Written request -> Search the listing below for the string "NEWICK" and show each line that contains it.

Provided information ->
----

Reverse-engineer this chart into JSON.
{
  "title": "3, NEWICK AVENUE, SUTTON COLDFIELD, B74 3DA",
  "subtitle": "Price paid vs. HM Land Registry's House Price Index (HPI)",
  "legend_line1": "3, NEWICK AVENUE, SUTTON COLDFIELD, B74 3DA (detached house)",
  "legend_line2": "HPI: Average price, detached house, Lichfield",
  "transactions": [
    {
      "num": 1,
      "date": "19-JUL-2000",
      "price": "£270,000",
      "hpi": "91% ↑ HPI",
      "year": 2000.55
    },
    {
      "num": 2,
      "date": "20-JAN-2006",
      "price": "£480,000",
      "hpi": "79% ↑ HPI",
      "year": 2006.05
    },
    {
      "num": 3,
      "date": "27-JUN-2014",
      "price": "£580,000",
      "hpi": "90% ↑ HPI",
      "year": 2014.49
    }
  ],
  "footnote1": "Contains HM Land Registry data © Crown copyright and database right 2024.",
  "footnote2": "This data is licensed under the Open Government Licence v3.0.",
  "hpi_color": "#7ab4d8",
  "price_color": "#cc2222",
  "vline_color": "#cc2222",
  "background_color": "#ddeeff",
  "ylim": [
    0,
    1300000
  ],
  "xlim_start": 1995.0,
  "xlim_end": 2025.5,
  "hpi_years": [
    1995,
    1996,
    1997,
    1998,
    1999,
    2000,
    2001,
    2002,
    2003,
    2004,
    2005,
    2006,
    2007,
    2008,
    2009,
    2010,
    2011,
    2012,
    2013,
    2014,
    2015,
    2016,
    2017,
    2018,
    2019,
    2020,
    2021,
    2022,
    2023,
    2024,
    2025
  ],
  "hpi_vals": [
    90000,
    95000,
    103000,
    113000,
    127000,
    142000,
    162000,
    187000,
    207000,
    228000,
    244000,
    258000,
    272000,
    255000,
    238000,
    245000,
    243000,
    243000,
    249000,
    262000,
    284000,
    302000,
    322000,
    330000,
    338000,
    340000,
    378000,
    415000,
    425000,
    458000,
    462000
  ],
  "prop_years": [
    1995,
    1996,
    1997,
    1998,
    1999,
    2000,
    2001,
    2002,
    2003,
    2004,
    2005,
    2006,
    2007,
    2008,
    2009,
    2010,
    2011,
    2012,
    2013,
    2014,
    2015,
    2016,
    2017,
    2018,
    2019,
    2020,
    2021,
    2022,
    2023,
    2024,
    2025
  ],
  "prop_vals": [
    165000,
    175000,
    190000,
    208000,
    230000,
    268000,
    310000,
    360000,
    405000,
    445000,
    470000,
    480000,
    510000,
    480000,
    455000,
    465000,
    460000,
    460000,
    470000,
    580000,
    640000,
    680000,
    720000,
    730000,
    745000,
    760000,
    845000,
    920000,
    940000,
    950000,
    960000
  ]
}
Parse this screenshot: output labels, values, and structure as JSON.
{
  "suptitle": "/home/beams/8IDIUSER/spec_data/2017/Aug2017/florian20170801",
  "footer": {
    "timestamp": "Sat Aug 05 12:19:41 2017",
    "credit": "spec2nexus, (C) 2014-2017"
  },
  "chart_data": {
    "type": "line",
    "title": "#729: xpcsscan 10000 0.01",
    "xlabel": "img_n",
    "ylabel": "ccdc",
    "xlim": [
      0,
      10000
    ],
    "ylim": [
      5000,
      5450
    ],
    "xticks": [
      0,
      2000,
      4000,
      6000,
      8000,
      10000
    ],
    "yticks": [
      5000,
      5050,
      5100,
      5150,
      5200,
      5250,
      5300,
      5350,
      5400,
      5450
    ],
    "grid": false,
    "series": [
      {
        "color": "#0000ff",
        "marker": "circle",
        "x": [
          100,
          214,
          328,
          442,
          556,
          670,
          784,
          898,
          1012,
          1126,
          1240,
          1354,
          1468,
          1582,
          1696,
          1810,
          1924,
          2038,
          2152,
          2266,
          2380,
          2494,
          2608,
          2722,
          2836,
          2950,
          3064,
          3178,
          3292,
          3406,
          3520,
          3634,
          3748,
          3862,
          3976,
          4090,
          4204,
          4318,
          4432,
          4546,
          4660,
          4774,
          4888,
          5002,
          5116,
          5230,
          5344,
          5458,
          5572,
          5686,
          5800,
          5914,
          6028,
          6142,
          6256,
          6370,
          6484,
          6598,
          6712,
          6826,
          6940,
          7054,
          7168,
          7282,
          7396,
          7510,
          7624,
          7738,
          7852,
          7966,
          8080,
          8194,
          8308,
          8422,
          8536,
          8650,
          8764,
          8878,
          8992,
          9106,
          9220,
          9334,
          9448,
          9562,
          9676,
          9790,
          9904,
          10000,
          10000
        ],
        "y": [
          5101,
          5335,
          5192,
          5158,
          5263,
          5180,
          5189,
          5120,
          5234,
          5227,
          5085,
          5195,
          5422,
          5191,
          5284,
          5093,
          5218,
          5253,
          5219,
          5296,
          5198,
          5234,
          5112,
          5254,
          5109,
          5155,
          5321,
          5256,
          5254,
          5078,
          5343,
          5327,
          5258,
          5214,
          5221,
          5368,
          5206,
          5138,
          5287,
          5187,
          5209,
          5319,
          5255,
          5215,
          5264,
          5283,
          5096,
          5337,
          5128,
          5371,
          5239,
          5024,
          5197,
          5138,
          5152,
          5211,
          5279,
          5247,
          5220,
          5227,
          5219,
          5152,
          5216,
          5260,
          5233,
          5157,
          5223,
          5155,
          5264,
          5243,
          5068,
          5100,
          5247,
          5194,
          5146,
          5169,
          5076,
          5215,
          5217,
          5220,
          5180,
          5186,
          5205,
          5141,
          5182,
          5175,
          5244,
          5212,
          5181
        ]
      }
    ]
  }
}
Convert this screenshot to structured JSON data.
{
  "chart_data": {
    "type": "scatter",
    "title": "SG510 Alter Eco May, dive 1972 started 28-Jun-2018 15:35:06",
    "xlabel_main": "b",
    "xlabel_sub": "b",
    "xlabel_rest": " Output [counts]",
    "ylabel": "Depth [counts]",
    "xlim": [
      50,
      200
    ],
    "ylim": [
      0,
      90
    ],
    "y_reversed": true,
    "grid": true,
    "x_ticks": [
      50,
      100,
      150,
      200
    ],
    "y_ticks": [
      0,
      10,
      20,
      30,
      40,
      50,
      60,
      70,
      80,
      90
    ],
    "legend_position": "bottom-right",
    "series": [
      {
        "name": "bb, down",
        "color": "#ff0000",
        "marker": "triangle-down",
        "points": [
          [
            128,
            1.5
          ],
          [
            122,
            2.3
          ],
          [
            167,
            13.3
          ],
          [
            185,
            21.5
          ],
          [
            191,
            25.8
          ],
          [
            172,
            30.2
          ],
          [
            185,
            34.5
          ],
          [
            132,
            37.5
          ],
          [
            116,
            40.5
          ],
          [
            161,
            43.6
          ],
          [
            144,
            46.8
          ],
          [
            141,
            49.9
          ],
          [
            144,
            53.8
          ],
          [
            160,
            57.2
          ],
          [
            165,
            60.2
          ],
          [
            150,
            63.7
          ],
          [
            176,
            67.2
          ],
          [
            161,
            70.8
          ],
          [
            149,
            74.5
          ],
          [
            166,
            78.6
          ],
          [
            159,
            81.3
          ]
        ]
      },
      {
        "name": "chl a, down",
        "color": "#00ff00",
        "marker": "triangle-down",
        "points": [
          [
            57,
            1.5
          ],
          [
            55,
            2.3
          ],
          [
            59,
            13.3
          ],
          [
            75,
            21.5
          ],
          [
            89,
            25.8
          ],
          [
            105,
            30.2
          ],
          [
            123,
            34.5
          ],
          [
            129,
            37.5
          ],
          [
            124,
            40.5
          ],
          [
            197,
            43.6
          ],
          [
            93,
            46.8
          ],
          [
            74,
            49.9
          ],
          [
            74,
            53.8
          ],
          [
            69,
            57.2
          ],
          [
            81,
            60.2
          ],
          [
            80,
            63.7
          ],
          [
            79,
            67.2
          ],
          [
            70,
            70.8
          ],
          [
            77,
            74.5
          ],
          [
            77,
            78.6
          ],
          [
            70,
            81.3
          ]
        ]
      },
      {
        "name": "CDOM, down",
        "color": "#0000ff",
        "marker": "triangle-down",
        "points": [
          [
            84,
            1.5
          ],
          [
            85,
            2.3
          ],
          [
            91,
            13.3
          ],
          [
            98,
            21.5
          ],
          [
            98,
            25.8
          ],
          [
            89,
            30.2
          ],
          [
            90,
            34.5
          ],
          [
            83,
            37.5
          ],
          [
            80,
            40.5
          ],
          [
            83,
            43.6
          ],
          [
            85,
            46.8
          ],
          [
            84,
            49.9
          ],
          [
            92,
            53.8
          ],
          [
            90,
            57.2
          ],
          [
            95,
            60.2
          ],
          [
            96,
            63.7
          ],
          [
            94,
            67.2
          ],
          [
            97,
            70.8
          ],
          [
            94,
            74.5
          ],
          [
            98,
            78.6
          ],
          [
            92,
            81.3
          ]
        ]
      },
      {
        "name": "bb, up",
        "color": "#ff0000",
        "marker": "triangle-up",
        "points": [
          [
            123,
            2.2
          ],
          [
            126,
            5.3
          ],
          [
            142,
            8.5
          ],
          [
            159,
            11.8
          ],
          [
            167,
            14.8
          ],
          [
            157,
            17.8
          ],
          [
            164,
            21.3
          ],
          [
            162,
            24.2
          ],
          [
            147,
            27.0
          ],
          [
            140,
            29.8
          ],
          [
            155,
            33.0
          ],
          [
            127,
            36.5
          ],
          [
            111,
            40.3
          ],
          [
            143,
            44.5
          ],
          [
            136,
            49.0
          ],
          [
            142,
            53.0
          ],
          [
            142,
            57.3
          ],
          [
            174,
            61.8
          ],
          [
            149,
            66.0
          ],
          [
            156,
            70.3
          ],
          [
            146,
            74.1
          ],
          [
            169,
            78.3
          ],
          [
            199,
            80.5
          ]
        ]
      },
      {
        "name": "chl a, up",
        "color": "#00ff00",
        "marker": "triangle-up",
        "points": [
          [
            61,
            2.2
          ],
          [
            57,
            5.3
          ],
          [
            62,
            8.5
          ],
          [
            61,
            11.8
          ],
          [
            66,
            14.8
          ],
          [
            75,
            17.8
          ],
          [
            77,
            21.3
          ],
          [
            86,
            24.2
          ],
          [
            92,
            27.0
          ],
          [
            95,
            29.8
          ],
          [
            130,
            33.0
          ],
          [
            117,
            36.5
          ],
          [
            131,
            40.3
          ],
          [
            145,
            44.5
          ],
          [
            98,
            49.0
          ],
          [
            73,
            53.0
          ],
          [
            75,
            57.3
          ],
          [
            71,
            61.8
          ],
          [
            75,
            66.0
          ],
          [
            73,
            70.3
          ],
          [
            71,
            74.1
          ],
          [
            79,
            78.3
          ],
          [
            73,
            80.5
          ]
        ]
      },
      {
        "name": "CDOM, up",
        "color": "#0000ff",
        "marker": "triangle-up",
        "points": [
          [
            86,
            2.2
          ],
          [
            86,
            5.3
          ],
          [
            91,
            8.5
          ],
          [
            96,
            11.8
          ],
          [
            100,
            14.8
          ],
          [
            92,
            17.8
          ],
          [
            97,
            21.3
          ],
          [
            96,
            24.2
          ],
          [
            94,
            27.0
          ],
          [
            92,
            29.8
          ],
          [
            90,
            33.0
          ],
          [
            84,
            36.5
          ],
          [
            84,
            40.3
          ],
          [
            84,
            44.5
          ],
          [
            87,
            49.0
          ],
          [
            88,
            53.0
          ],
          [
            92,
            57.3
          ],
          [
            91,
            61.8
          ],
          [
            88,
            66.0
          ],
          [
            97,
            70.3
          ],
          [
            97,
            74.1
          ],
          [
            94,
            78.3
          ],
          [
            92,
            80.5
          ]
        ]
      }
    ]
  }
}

----

Correct answer ->
  "title": "3, NEWICK AVENUE, SUTTON COLDFIELD, B74 3DA",
  "legend_line1": "3, NEWICK AVENUE, SUTTON COLDFIELD, B74 3DA (detached house)",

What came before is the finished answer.